Every entry below should be printed exactly, without its images.

# START OF RECORDED DATA

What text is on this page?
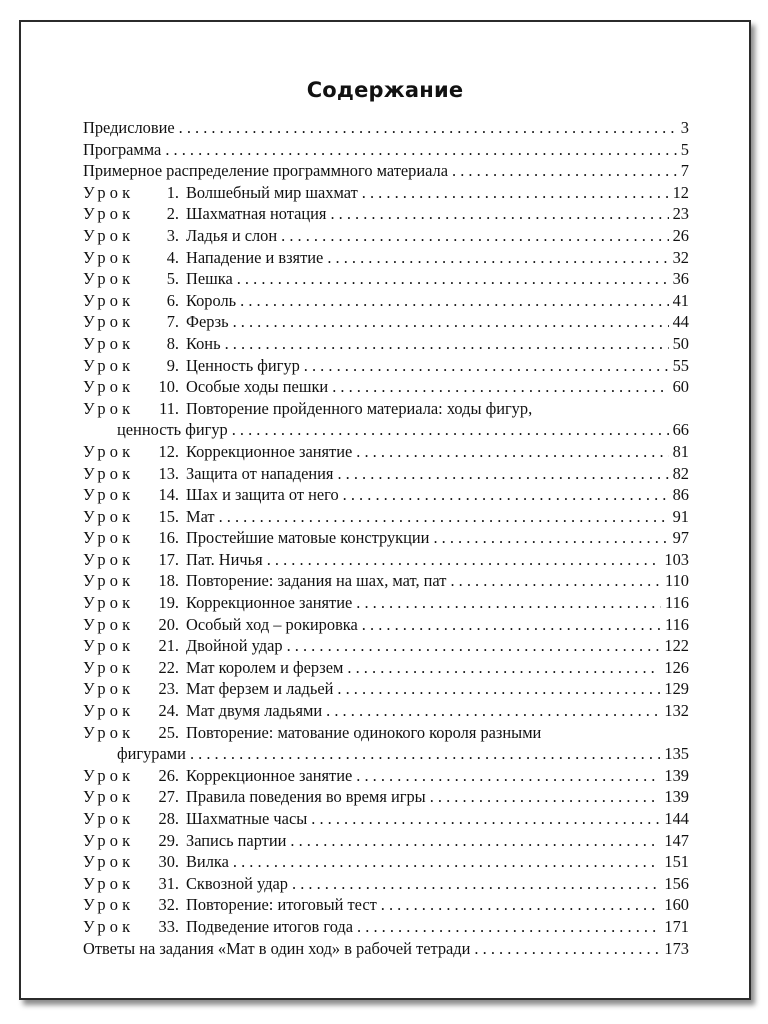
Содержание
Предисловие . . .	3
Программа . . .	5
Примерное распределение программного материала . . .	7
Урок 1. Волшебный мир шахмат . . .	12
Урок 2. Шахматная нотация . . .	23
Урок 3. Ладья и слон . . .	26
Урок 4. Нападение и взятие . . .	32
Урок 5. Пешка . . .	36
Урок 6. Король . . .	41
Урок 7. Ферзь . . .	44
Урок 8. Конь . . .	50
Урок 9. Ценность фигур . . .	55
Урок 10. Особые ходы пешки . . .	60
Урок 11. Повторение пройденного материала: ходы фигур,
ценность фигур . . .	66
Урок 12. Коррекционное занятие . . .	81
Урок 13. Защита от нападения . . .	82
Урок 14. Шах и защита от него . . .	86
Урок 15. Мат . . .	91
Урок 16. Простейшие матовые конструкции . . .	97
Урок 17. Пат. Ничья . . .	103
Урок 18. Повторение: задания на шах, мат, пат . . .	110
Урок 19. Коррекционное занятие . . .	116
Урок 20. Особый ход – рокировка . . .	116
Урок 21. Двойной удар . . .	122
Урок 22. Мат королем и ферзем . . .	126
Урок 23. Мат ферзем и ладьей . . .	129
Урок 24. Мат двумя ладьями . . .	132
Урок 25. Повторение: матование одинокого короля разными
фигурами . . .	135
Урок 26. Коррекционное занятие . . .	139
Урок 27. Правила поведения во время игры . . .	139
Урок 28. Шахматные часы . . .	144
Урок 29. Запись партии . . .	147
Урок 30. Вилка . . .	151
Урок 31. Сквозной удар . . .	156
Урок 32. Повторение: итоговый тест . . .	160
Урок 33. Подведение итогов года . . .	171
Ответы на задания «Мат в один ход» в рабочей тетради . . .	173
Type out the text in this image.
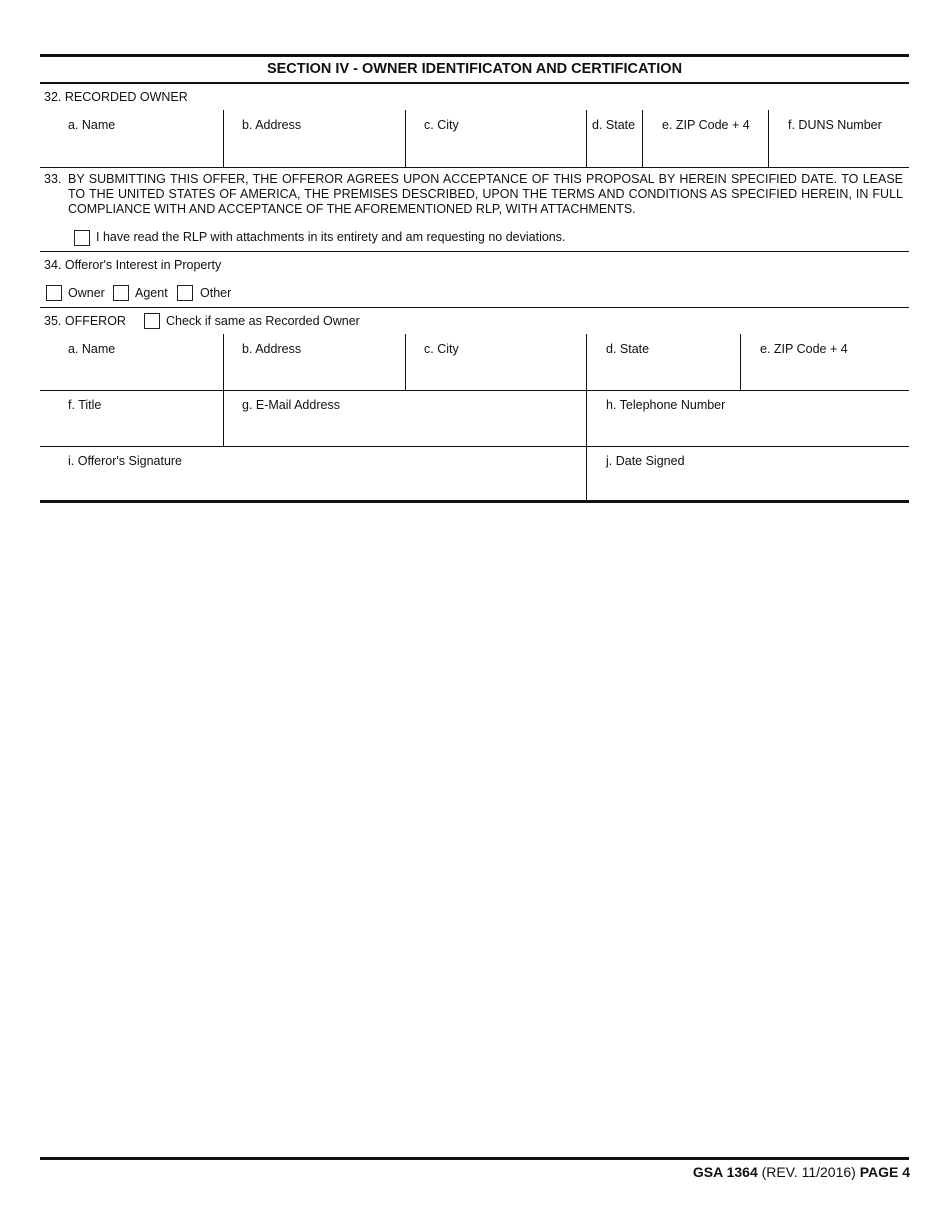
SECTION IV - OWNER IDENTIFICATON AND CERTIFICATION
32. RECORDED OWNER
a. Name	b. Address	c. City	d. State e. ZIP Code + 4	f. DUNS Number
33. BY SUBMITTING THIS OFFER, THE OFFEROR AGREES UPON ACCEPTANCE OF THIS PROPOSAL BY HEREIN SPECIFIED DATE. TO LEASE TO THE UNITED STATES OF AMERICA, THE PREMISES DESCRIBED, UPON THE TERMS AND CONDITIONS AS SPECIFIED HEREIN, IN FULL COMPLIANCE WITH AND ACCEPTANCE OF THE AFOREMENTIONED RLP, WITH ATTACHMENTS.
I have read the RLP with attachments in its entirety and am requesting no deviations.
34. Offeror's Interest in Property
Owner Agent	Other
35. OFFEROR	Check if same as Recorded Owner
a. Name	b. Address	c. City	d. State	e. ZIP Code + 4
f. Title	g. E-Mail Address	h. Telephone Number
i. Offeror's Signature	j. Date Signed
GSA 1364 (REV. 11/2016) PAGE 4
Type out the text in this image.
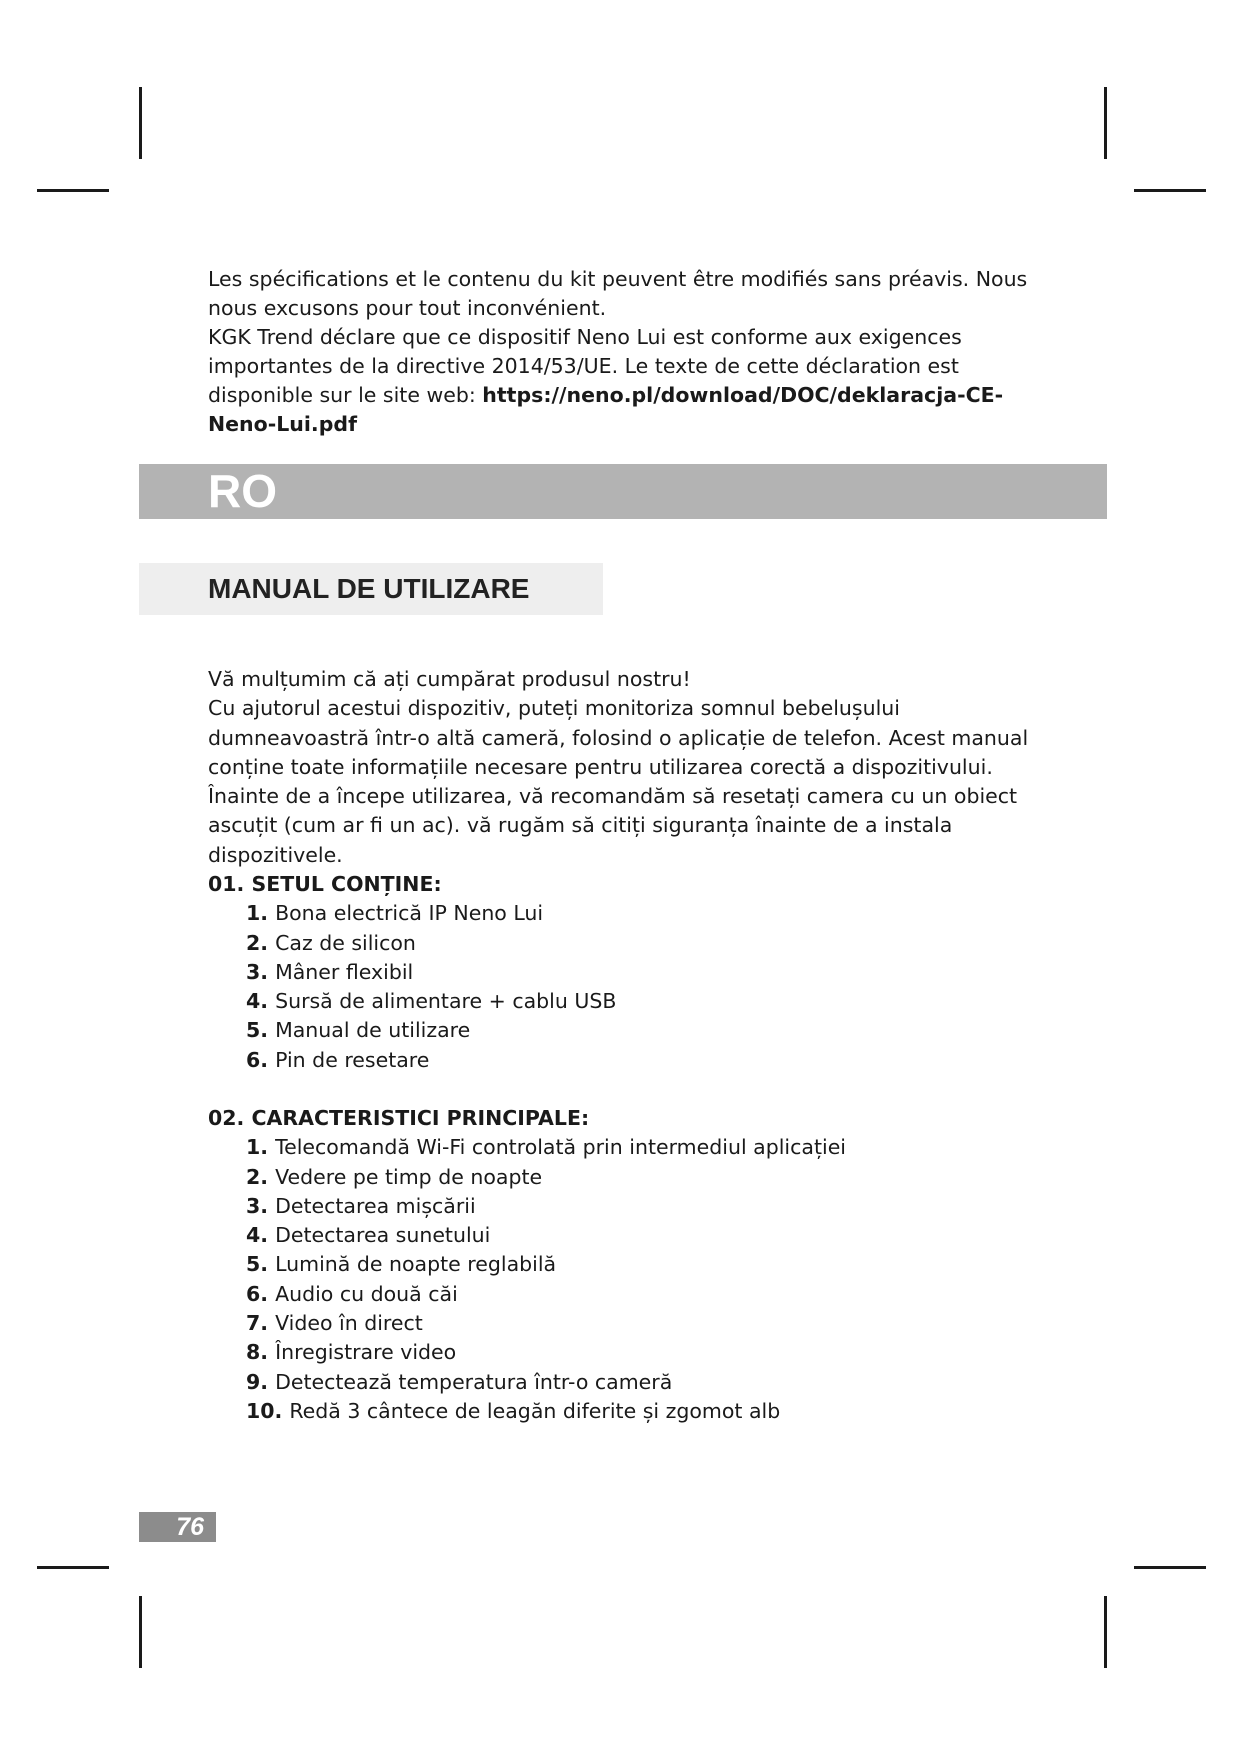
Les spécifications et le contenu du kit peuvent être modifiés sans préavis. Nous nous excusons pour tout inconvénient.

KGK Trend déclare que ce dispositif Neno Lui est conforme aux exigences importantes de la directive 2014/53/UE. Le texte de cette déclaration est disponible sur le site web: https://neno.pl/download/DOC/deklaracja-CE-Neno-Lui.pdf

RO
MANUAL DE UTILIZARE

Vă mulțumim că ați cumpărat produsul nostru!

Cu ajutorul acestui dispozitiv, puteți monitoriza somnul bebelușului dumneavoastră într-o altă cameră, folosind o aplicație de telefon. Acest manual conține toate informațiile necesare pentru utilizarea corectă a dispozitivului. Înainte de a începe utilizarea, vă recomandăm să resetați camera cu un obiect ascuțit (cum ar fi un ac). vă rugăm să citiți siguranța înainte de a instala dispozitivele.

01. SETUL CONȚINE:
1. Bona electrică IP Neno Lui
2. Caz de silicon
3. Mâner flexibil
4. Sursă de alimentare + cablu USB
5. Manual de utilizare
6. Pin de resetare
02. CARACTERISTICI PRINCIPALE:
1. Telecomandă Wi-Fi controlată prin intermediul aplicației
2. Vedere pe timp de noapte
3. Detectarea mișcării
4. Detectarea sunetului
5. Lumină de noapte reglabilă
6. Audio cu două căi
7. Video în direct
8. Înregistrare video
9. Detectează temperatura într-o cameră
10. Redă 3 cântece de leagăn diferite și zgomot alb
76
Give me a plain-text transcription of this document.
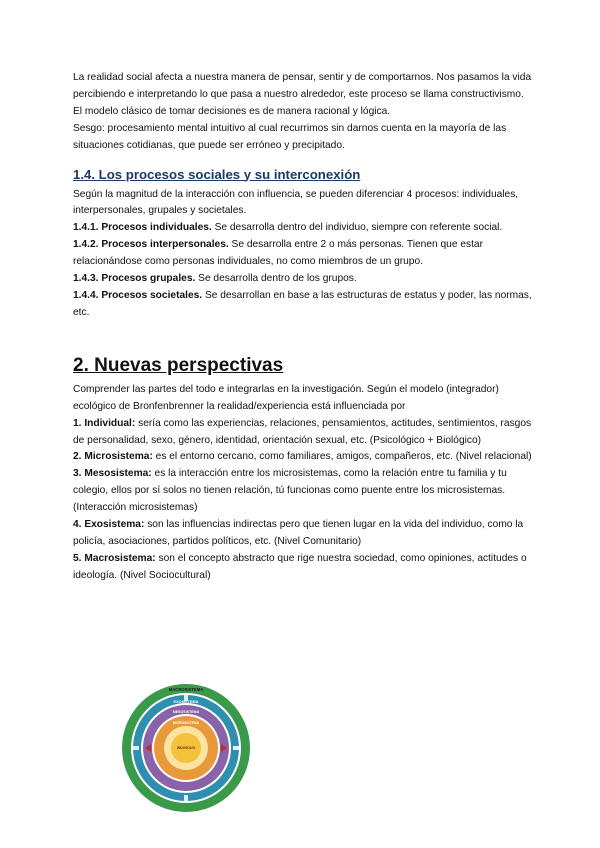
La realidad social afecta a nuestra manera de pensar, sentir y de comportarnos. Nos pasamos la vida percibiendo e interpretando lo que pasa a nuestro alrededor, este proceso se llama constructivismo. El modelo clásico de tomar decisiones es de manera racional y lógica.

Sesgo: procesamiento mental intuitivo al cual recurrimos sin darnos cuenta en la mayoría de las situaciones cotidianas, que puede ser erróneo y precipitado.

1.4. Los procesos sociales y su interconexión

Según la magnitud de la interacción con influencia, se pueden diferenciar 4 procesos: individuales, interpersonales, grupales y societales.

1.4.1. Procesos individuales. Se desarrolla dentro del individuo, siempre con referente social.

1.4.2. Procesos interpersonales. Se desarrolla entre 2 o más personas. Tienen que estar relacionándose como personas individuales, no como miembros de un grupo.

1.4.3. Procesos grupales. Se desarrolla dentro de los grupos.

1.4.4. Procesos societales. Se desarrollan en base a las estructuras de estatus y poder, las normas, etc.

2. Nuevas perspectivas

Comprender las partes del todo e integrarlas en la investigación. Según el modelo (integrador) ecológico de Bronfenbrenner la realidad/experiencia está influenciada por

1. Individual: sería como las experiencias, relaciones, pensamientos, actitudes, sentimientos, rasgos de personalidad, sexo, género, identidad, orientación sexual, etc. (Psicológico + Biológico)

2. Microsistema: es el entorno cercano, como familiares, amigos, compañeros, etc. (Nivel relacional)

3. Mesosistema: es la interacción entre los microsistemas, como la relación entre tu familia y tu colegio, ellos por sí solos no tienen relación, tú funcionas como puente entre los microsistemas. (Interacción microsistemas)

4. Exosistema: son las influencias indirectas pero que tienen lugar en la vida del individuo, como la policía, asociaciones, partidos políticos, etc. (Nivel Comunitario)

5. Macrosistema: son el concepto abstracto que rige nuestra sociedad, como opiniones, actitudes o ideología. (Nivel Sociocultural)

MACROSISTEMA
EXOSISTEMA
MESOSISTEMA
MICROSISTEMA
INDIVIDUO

# END OF RECORDED DATA

§ **RESULT OF THIS EXERCISE**
What text is on this page?
Содержание
Предисловие . . .	3
Программа . . .	5
Примерное распределение программного материала . . .	7
Урок 1. Волшебный мир шахмат . . .	12
Урок 2. Шахматная нотация . . .	23
Урок 3. Ладья и слон . . .	26
Урок 4. Нападение и взятие . . .	32
Урок 5. Пешка . . .	36
Урок 6. Король . . .	41
Урок 7. Ферзь . . .	44
Урок 8. Конь . . .	50
Урок 9. Ценность фигур . . .	55
Урок 10. Особые ходы пешки . . .	60
Урок 11. Повторение пройденного материала: ходы фигур,
ценность фигур . . .	66
Урок 12. Коррекционное занятие . . .	81
Урок 13. Защита от нападения . . .	82
Урок 14. Шах и защита от него . . .	86
Урок 15. Мат . . .	91
Урок 16. Простейшие матовые конструкции . . .	97
Урок 17. Пат. Ничья . . .	103
Урок 18. Повторение: задания на шах, мат, пат . . .	110
Урок 19. Коррекционное занятие . . .	116
Урок 20. Особый ход – рокировка . . .	116
Урок 21. Двойной удар . . .	122
Урок 22. Мат королем и ферзем . . .	126
Урок 23. Мат ферзем и ладьей . . .	129
Урок 24. Мат двумя ладьями . . .	132
Урок 25. Повторение: матование одинокого короля разными
фигурами . . .	135
Урок 26. Коррекционное занятие . . .	139
Урок 27. Правила поведения во время игры . . .	139
Урок 28. Шахматные часы . . .	144
Урок 29. Запись партии . . .	147
Урок 30. Вилка . . .	151
Урок 31. Сквозной удар . . .	156
Урок 32. Повторение: итоговый тест . . .	160
Урок 33. Подведение итогов года . . .	171
Ответы на задания «Мат в один ход» в рабочей тетради . . .	173
Type out the text in this image.
SECTION IV - OWNER IDENTIFICATON AND CERTIFICATION
32. RECORDED OWNER
a. Name	b. Address	c. City	d. State e. ZIP Code + 4	f. DUNS Number
33. BY SUBMITTING THIS OFFER, THE OFFEROR AGREES UPON ACCEPTANCE OF THIS PROPOSAL BY HEREIN SPECIFIED DATE. TO LEASE TO THE UNITED STATES OF AMERICA, THE PREMISES DESCRIBED, UPON THE TERMS AND CONDITIONS AS SPECIFIED HEREIN, IN FULL COMPLIANCE WITH AND ACCEPTANCE OF THE AFOREMENTIONED RLP, WITH ATTACHMENTS.
I have read the RLP with attachments in its entirety and am requesting no deviations.
34. Offeror's Interest in Property
Owner Agent	Other
35. OFFEROR	Check if same as Recorded Owner
a. Name	b. Address	c. City	d. State	e. ZIP Code + 4
f. Title	g. E-Mail Address	h. Telephone Number
i. Offeror's Signature	j. Date Signed
GSA 1364 (REV. 11/2016) PAGE 4
Type out the text in this image.
Les spécifications et le contenu du kit peuvent être modifiés sans préavis. Nous nous excusons pour tout inconvénient.

KGK Trend déclare que ce dispositif Neno Lui est conforme aux exigences importantes de la directive 2014/53/UE. Le texte de cette déclaration est disponible sur le site web: https://neno.pl/download/DOC/deklaracja-CE-Neno-Lui.pdf

RO
MANUAL DE UTILIZARE

Vă mulțumim că ați cumpărat produsul nostru!

Cu ajutorul acestui dispozitiv, puteți monitoriza somnul bebelușului dumneavoastră într-o altă cameră, folosind o aplicație de telefon. Acest manual conține toate informațiile necesare pentru utilizarea corectă a dispozitivului. Înainte de a începe utilizarea, vă recomandăm să resetați camera cu un obiect ascuțit (cum ar fi un ac). vă rugăm să citiți siguranța înainte de a instala dispozitivele.

01. SETUL CONȚINE:
1. Bona electrică IP Neno Lui
2. Caz de silicon
3. Mâner flexibil
4. Sursă de alimentare + cablu USB
5. Manual de utilizare
6. Pin de resetare
02. CARACTERISTICI PRINCIPALE:
1. Telecomandă Wi-Fi controlată prin intermediul aplicației
2. Vedere pe timp de noapte
3. Detectarea mișcării
4. Detectarea sunetului
5. Lumină de noapte reglabilă
6. Audio cu două căi
7. Video în direct
8. Înregistrare video
9. Detectează temperatura într-o cameră
10. Redă 3 cântece de leagăn diferite și zgomot alb
76
Give me a plain-text transcription of this document.
La realidad social afecta a nuestra manera de pensar, sentir y de comportarnos. Nos pasamos la vida percibiendo e interpretando lo que pasa a nuestro alrededor, este proceso se llama constructivismo. El modelo clásico de tomar decisiones es de manera racional y lógica.

Sesgo: procesamiento mental intuitivo al cual recurrimos sin darnos cuenta en la mayoría de las situaciones cotidianas, que puede ser erróneo y precipitado.

1.4. Los procesos sociales y su interconexión

Según la magnitud de la interacción con influencia, se pueden diferenciar 4 procesos: individuales, interpersonales, grupales y societales.

1.4.1. Procesos individuales. Se desarrolla dentro del individuo, siempre con referente social.

1.4.2. Procesos interpersonales. Se desarrolla entre 2 o más personas. Tienen que estar relacionándose como personas individuales, no como miembros de un grupo.

1.4.3. Procesos grupales. Se desarrolla dentro de los grupos.

1.4.4. Procesos societales. Se desarrollan en base a las estructuras de estatus y poder, las normas, etc.

2. Nuevas perspectivas

Comprender las partes del todo e integrarlas en la investigación. Según el modelo (integrador) ecológico de Bronfenbrenner la realidad/experiencia está influenciada por

1. Individual: sería como las experiencias, relaciones, pensamientos, actitudes, sentimientos, rasgos de personalidad, sexo, género, identidad, orientación sexual, etc. (Psicológico + Biológico)

2. Microsistema: es el entorno cercano, como familiares, amigos, compañeros, etc. (Nivel relacional)

3. Mesosistema: es la interacción entre los microsistemas, como la relación entre tu familia y tu colegio, ellos por sí solos no tienen relación, tú funcionas como puente entre los microsistemas. (Interacción microsistemas)

4. Exosistema: son las influencias indirectas pero que tienen lugar en la vida del individuo, como la policía, asociaciones, partidos políticos, etc. (Nivel Comunitario)

5. Macrosistema: son el concepto abstracto que rige nuestra sociedad, como opiniones, actitudes o ideología. (Nivel Sociocultural)

MACROSISTEMA
EXOSISTEMA
MESOSISTEMA
MICROSISTEMA
INDIVIDUO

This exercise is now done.